(Task brief):
Can you copy every line of the records below word for word, omitting the pictures?

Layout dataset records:
++++++++++

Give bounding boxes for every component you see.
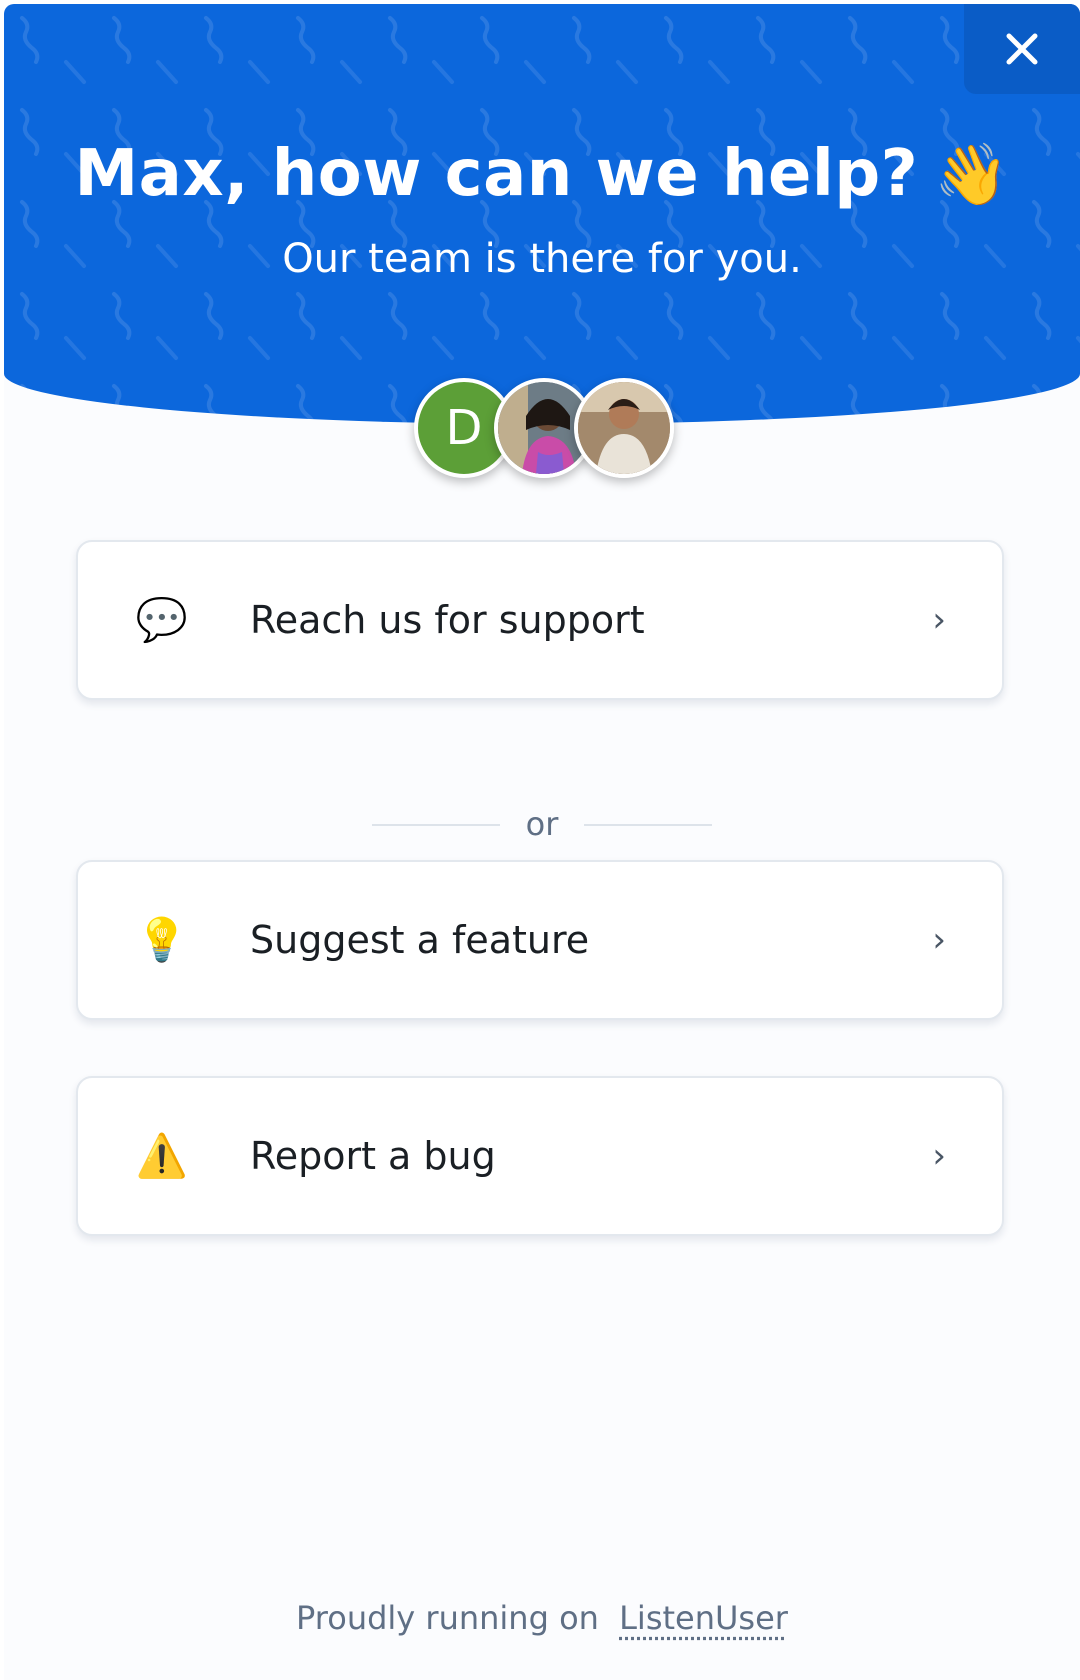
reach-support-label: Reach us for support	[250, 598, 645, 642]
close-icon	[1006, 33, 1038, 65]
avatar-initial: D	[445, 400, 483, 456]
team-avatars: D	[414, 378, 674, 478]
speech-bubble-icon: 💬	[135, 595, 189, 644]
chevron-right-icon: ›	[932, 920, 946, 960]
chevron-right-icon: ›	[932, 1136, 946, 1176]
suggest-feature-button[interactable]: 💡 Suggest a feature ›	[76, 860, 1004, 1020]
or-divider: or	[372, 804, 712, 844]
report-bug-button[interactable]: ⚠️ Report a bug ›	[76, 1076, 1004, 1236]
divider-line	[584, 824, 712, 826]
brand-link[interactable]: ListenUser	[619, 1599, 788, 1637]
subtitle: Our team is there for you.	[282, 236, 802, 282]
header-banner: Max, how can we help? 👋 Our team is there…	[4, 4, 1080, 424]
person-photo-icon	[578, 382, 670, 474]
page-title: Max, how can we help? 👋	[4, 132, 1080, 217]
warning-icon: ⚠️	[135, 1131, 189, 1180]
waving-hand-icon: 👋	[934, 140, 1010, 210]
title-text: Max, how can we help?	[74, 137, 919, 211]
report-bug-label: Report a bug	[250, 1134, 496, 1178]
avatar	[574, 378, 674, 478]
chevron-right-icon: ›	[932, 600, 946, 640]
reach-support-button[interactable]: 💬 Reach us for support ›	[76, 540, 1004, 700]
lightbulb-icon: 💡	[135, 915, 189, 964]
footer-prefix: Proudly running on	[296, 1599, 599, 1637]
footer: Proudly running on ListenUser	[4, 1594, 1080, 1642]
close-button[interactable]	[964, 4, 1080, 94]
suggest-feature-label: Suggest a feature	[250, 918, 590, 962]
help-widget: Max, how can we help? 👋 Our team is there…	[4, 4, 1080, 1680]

++++++++++

(Written answer):
Give bounding boxes for every component you see.
reach-support-label: Reach us for support	[250, 598, 645, 642]
close-icon	[1006, 33, 1038, 65]
avatar-initial: D	[445, 400, 483, 456]
team-avatars: D	[414, 378, 674, 478]
speech-bubble-icon: 💬	[135, 595, 189, 644]
chevron-right-icon: ›	[932, 920, 946, 960]
chevron-right-icon: ›	[932, 1136, 946, 1176]
suggest-feature-button[interactable]: 💡 Suggest a feature ›	[76, 860, 1004, 1020]
or-divider: or	[372, 804, 712, 844]
report-bug-button[interactable]: ⚠️ Report a bug ›	[76, 1076, 1004, 1236]
divider-line	[584, 824, 712, 826]
brand-link[interactable]: ListenUser	[619, 1599, 788, 1637]
subtitle: Our team is there for you.	[282, 236, 802, 282]
header-banner: Max, how can we help? 👋 Our team is there…	[4, 4, 1080, 424]
person-photo-icon	[578, 382, 670, 474]
page-title: Max, how can we help? 👋	[4, 132, 1080, 217]
warning-icon: ⚠️	[135, 1131, 189, 1180]
waving-hand-icon: 👋	[934, 140, 1010, 210]
title-text: Max, how can we help?	[74, 137, 919, 211]
report-bug-label: Report a bug	[250, 1134, 496, 1178]
avatar	[574, 378, 674, 478]
chevron-right-icon: ›	[932, 600, 946, 640]
reach-support-button[interactable]: 💬 Reach us for support ›	[76, 540, 1004, 700]
lightbulb-icon: 💡	[135, 915, 189, 964]
footer-prefix: Proudly running on	[296, 1599, 599, 1637]
footer: Proudly running on ListenUser	[4, 1594, 1080, 1642]
close-button[interactable]	[964, 4, 1080, 94]
suggest-feature-label: Suggest a feature	[250, 918, 590, 962]
help-widget: Max, how can we help? 👋 Our team is there…	[4, 4, 1080, 1680]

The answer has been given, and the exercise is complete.